Report only how many lines hold the word "ENERGY".

:: Records provided ::
=-=-=-=-=
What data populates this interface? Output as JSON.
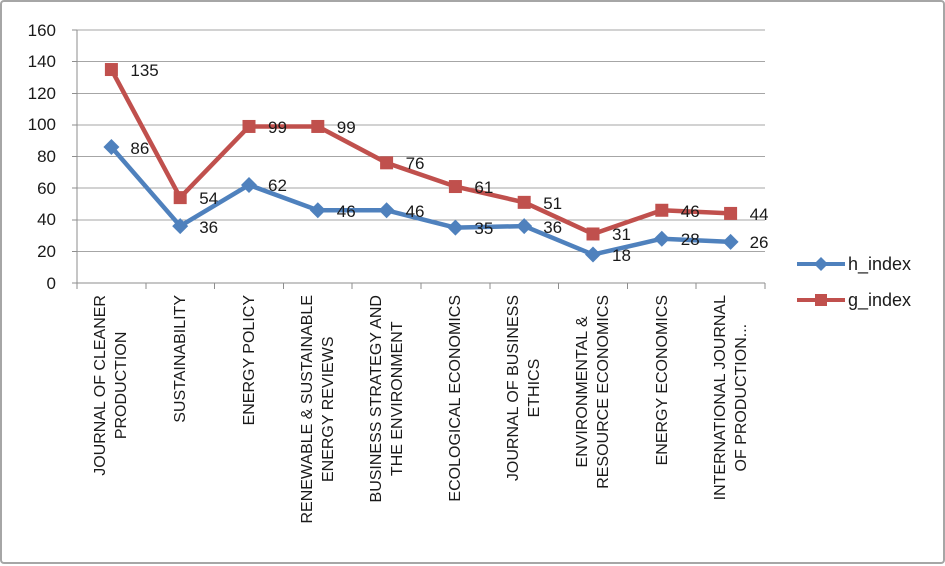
{
  "chart_data": {
    "type": "line",
    "title": "",
    "xlabel": "",
    "ylabel": "",
    "ylim": [
      0,
      160
    ],
    "yticks": [
      0,
      20,
      40,
      60,
      80,
      100,
      120,
      140,
      160
    ],
    "grid": true,
    "data_labels": true,
    "legend_position": "right",
    "categories": [
      {
        "lines": [
          "JOURNAL OF CLEANER",
          "PRODUCTION"
        ]
      },
      {
        "lines": [
          "SUSTAINABILITY"
        ]
      },
      {
        "lines": [
          "ENERGY POLICY"
        ]
      },
      {
        "lines": [
          "RENEWABLE & SUSTAINABLE",
          "ENERGY REVIEWS"
        ]
      },
      {
        "lines": [
          "BUSINESS STRATEGY AND",
          "THE ENVIRONMENT"
        ]
      },
      {
        "lines": [
          "ECOLOGICAL ECONOMICS"
        ]
      },
      {
        "lines": [
          "JOURNAL OF BUSINESS",
          "ETHICS"
        ]
      },
      {
        "lines": [
          "ENVIRONMENTAL &",
          "RESOURCE ECONOMICS"
        ]
      },
      {
        "lines": [
          "ENERGY ECONOMICS"
        ]
      },
      {
        "lines": [
          "INTERNATIONAL JOURNAL",
          "OF PRODUCTION..."
        ]
      }
    ],
    "series": [
      {
        "name": "h_index",
        "marker": "diamond",
        "color": "#4F81BD",
        "values": [
          86,
          36,
          62,
          46,
          46,
          35,
          36,
          18,
          28,
          26
        ]
      },
      {
        "name": "g_index",
        "marker": "square",
        "color": "#C0504D",
        "values": [
          135,
          54,
          99,
          99,
          76,
          61,
          51,
          31,
          46,
          44
        ]
      }
    ],
    "colors": {
      "gridline": "#A6A6A6",
      "axis": "#8E8E8E",
      "text": "#1A1A1A",
      "frame_border": "#A6A6A6",
      "background": "#FFFFFF"
    }
  }
}
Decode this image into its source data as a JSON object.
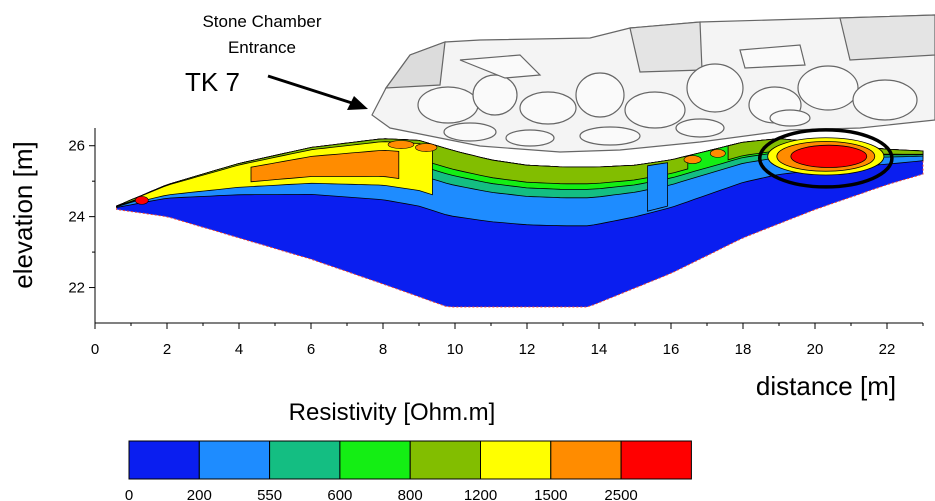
{
  "chart_data": {
    "type": "heatmap",
    "title": "",
    "profile_label": "TK 7",
    "annotation": {
      "line1": "Stone Chamber",
      "line2": "Entrance"
    },
    "xlabel": "distance [m]",
    "ylabel": "elevation [m]",
    "xlim": [
      0,
      23
    ],
    "ylim": [
      21.0,
      26.5
    ],
    "x_ticks": [
      0,
      2,
      4,
      6,
      8,
      10,
      12,
      14,
      16,
      18,
      20,
      22
    ],
    "y_ticks": [
      22,
      24,
      26
    ],
    "grid": false,
    "topography": {
      "x": [
        0.6,
        2,
        4,
        6,
        8,
        9,
        10,
        11,
        12,
        13,
        14,
        15,
        16,
        17,
        18,
        19,
        20,
        21,
        22,
        23
      ],
      "y": [
        24.3,
        24.9,
        25.5,
        25.95,
        26.2,
        26.15,
        25.85,
        25.6,
        25.45,
        25.4,
        25.4,
        25.45,
        25.6,
        25.85,
        26.1,
        26.2,
        26.1,
        26.0,
        25.9,
        25.85
      ]
    },
    "bottom": {
      "x": [
        0.6,
        2,
        4,
        6,
        8,
        9.8,
        12,
        13.7,
        16,
        18,
        20,
        22,
        23
      ],
      "y": [
        24.2,
        24.0,
        23.4,
        22.8,
        22.1,
        21.45,
        21.45,
        21.45,
        22.4,
        23.4,
        24.2,
        24.9,
        25.2
      ]
    },
    "anomaly": {
      "label": "high resistivity anomaly",
      "x": 20.3,
      "y": 25.7,
      "rx": 1.7,
      "ry": 0.7
    },
    "colorbar": {
      "title": "Resistivity [Ohm.m]",
      "boundaries": [
        "0",
        "200",
        "550",
        "600",
        "800",
        "1200",
        "1500",
        "2500"
      ],
      "colors": [
        "#0a1ef0",
        "#1e8cff",
        "#14be82",
        "#14ee14",
        "#82be00",
        "#ffff00",
        "#ff8c00",
        "#ff0000"
      ]
    }
  }
}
=-=-=-=-=
:: Right answer ::
3